All records below must be retyped exactly.

[Start of Stored rows]

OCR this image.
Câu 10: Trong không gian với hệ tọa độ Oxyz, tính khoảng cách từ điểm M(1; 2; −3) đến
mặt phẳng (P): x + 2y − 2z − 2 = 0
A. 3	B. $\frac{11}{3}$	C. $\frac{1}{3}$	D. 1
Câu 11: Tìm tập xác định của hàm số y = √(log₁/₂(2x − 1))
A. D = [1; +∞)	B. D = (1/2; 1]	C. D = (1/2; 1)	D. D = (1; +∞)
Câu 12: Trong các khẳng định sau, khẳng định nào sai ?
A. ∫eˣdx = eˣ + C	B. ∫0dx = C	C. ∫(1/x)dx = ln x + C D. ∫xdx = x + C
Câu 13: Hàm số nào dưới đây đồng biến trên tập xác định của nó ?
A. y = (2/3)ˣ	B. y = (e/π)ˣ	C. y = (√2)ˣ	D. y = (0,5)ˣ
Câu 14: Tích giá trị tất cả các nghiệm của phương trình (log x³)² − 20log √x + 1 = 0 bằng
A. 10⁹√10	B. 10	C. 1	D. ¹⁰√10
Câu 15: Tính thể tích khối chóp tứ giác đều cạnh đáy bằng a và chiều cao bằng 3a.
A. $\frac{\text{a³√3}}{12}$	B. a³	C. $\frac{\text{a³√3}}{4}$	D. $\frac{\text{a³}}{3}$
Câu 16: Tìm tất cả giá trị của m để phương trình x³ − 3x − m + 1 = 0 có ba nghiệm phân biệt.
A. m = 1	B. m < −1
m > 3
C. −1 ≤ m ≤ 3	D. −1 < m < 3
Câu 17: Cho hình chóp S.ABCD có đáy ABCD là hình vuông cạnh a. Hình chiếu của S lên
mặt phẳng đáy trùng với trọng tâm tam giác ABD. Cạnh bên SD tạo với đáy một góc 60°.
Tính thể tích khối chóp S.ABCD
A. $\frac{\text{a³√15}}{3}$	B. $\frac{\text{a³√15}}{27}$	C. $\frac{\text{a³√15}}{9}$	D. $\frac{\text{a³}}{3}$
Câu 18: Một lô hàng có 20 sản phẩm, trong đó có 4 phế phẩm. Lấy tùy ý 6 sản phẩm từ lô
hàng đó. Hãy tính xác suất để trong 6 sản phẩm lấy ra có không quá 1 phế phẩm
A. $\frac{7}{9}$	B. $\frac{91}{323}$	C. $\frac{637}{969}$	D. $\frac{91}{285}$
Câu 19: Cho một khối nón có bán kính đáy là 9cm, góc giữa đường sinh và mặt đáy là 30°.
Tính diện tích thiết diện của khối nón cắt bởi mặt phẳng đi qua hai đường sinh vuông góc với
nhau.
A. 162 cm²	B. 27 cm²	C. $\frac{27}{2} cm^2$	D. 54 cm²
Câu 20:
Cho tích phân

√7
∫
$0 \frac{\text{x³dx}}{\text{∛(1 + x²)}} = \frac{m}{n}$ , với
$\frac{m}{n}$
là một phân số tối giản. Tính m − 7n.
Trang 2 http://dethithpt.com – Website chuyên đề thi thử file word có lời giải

[End of Stored rows]

- Task solution
OCR this image.
Câu 10: Trong không gian với hệ tọa độ Oxyz, tính khoảng cách từ điểm M(1; 2; −3) đến
mặt phẳng (P): x + 2y − 2z − 2 = 0
A. 3	B. $\frac{11}{3}$	C. $\frac{1}{3}$	D. 1
Câu 11: Tìm tập xác định của hàm số y = √(log₁/₂(2x − 1))
A. D = [1; +∞)	B. D = (1/2; 1]	C. D = (1/2; 1)	D. D = (1; +∞)
Câu 12: Trong các khẳng định sau, khẳng định nào sai ?
A. ∫eˣdx = eˣ + C	B. ∫0dx = C	C. ∫(1/x)dx = ln x + C D. ∫xdx = x + C
Câu 13: Hàm số nào dưới đây đồng biến trên tập xác định của nó ?
A. y = (2/3)ˣ	B. y = (e/π)ˣ	C. y = (√2)ˣ	D. y = (0,5)ˣ
Câu 14: Tích giá trị tất cả các nghiệm của phương trình (log x³)² − 20log √x + 1 = 0 bằng
A. 10⁹√10	B. 10	C. 1	D. ¹⁰√10
Câu 15: Tính thể tích khối chóp tứ giác đều cạnh đáy bằng a và chiều cao bằng 3a.
A. $\frac{\text{a³√3}}{12}$	B. a³	C. $\frac{\text{a³√3}}{4}$	D. $\frac{\text{a³}}{3}$
Câu 16: Tìm tất cả giá trị của m để phương trình x³ − 3x − m + 1 = 0 có ba nghiệm phân biệt.
A. m = 1	B. m < −1
m > 3
C. −1 ≤ m ≤ 3	D. −1 < m < 3
Câu 17: Cho hình chóp S.ABCD có đáy ABCD là hình vuông cạnh a. Hình chiếu của S lên
mặt phẳng đáy trùng với trọng tâm tam giác ABD. Cạnh bên SD tạo với đáy một góc 60°.
Tính thể tích khối chóp S.ABCD
A. $\frac{\text{a³√15}}{3}$	B. $\frac{\text{a³√15}}{27}$	C. $\frac{\text{a³√15}}{9}$	D. $\frac{\text{a³}}{3}$
Câu 18: Một lô hàng có 20 sản phẩm, trong đó có 4 phế phẩm. Lấy tùy ý 6 sản phẩm từ lô
hàng đó. Hãy tính xác suất để trong 6 sản phẩm lấy ra có không quá 1 phế phẩm
A. $\frac{7}{9}$	B. $\frac{91}{323}$	C. $\frac{637}{969}$	D. $\frac{91}{285}$
Câu 19: Cho một khối nón có bán kính đáy là 9cm, góc giữa đường sinh và mặt đáy là 30°.
Tính diện tích thiết diện của khối nón cắt bởi mặt phẳng đi qua hai đường sinh vuông góc với
nhau.
A. 162 cm²	B. 27 cm²	C. $\frac{27}{2} cm^2$	D. 54 cm²
Câu 20:
Cho tích phân

√7
∫
$0 \frac{\text{x³dx}}{\text{∛(1 + x²)}} = \frac{m}{n}$ , với
$\frac{m}{n}$
là một phân số tối giản. Tính m − 7n.
Trang 2 http://dethithpt.com – Website chuyên đề thi thử file word có lời giải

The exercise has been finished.